**Goal**
Carry none of the pictures over; write out the complete data exactly.

**Data listing**
+ + +

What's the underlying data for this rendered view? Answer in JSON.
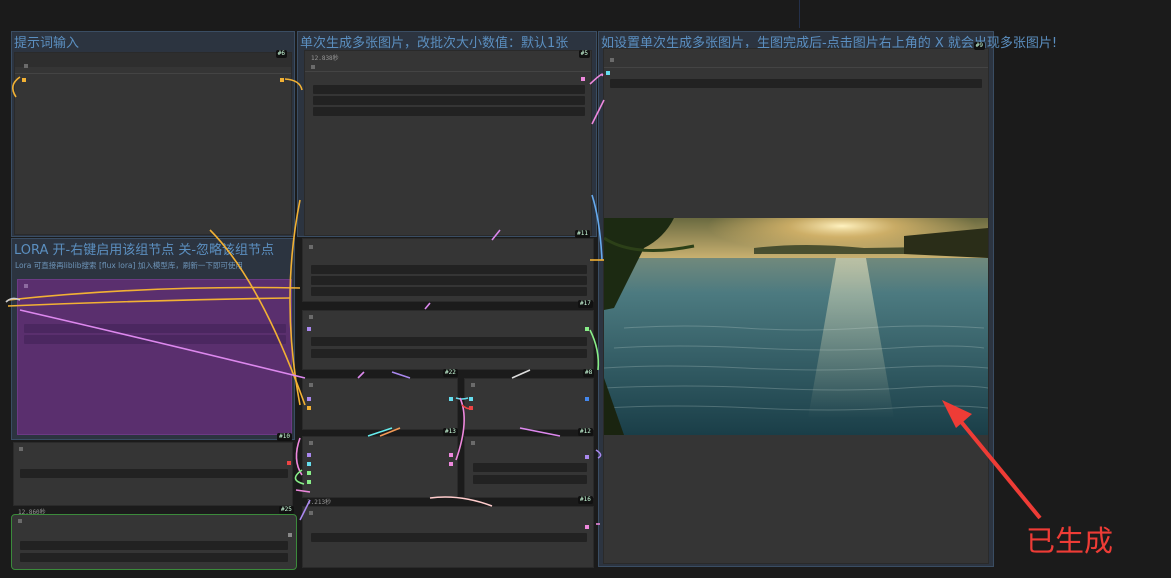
{
  "groups": {
    "prompt": {
      "title": "提示词输入"
    },
    "batch": {
      "title": "单次生成多张图片，改批次大小数值：默认1张"
    },
    "preview": {
      "title": "如设置单次生成多张图片，生图完成后-点击图片右上角的 X 就会出现多张图片!"
    },
    "lora": {
      "title": "LORA  开-右键启用该组节点  关-忽略该组节点",
      "subtitle": "Lora 可直接再liblib搜索 [flux lora] 加入模型库，刷新一下即可使用"
    }
  },
  "badges": {
    "n6a": "#6",
    "n5": "#5",
    "n9": "#9",
    "n11": "#11",
    "n17": "#17",
    "n22": "#22",
    "n8": "#8",
    "n10": "#10",
    "n13": "#13",
    "n12": "#12",
    "n16": "#16",
    "n25": "#25"
  },
  "timings": {
    "t1": "12.838秒",
    "t2": "12.860秒",
    "t3": "3.213秒"
  },
  "annotation": {
    "label": "已生成",
    "color": "#ee3c36"
  },
  "colors": {
    "accent": "#5b8fc0",
    "lora_fill": "#5a2f6e",
    "group_bg": "#2c3440"
  }
}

+ + +

**Result of this task**
What's the underlying data for this rendered view? Answer in JSON.
{
  "groups": {
    "prompt": {
      "title": "提示词输入"
    },
    "batch": {
      "title": "单次生成多张图片，改批次大小数值：默认1张"
    },
    "preview": {
      "title": "如设置单次生成多张图片，生图完成后-点击图片右上角的 X 就会出现多张图片!"
    },
    "lora": {
      "title": "LORA  开-右键启用该组节点  关-忽略该组节点",
      "subtitle": "Lora 可直接再liblib搜索 [flux lora] 加入模型库，刷新一下即可使用"
    }
  },
  "badges": {
    "n6a": "#6",
    "n5": "#5",
    "n9": "#9",
    "n11": "#11",
    "n17": "#17",
    "n22": "#22",
    "n8": "#8",
    "n10": "#10",
    "n13": "#13",
    "n12": "#12",
    "n16": "#16",
    "n25": "#25"
  },
  "timings": {
    "t1": "12.838秒",
    "t2": "12.860秒",
    "t3": "3.213秒"
  },
  "annotation": {
    "label": "已生成",
    "color": "#ee3c36"
  },
  "colors": {
    "accent": "#5b8fc0",
    "lora_fill": "#5a2f6e",
    "group_bg": "#2c3440"
  }
}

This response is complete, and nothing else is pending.